_Your objective_.
Restate the data exactly as given and keep the pictures out.

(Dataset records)
* begin *
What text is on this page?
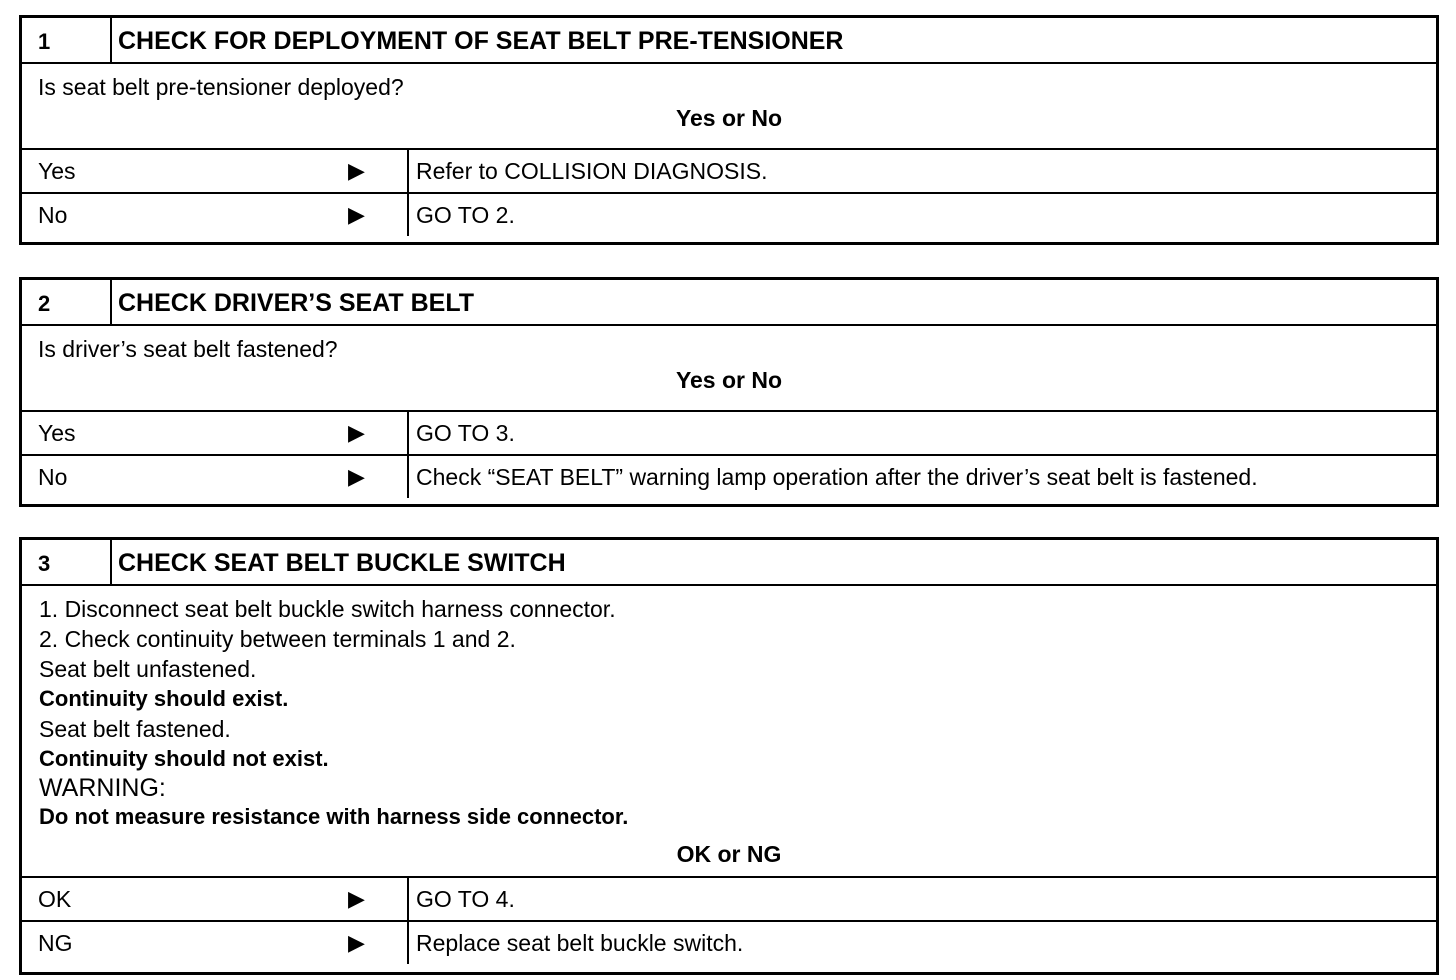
1	CHECK FOR DEPLOYMENT OF SEAT BELT PRE-TENSIONER
Is seat belt pre-tensioner deployed?
Yes or No
Yes	▶	Refer to COLLISION DIAGNOSIS.
No	▶	GO TO 2.
2	CHECK DRIVER’S SEAT BELT
Is driver’s seat belt fastened?
Yes or No
Yes	▶	GO TO 3.
No	▶	Check “SEAT BELT” warning lamp operation after the driver’s seat belt is fastened.
3	CHECK SEAT BELT BUCKLE SWITCH
1. Disconnect seat belt buckle switch harness connector.
2. Check continuity between terminals 1 and 2.
Seat belt unfastened.
Continuity should exist.
Seat belt fastened.
Continuity should not exist.
WARNING:
Do not measure resistance with harness side connector.
OK or NG
OK	▶	GO TO 4.
NG	▶	Replace seat belt buckle switch.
* end *
_Exercise result_.
What text is on this page?
1	CHECK FOR DEPLOYMENT OF SEAT BELT PRE-TENSIONER
Is seat belt pre-tensioner deployed?
Yes or No
Yes	▶	Refer to COLLISION DIAGNOSIS.
No	▶	GO TO 2.
2	CHECK DRIVER’S SEAT BELT
Is driver’s seat belt fastened?
Yes or No
Yes	▶	GO TO 3.
No	▶	Check “SEAT BELT” warning lamp operation after the driver’s seat belt is fastened.
3	CHECK SEAT BELT BUCKLE SWITCH
1. Disconnect seat belt buckle switch harness connector.
2. Check continuity between terminals 1 and 2.
Seat belt unfastened.
Continuity should exist.
Seat belt fastened.
Continuity should not exist.
WARNING:
Do not measure resistance with harness side connector.
OK or NG
OK	▶	GO TO 4.
NG	▶	Replace seat belt buckle switch.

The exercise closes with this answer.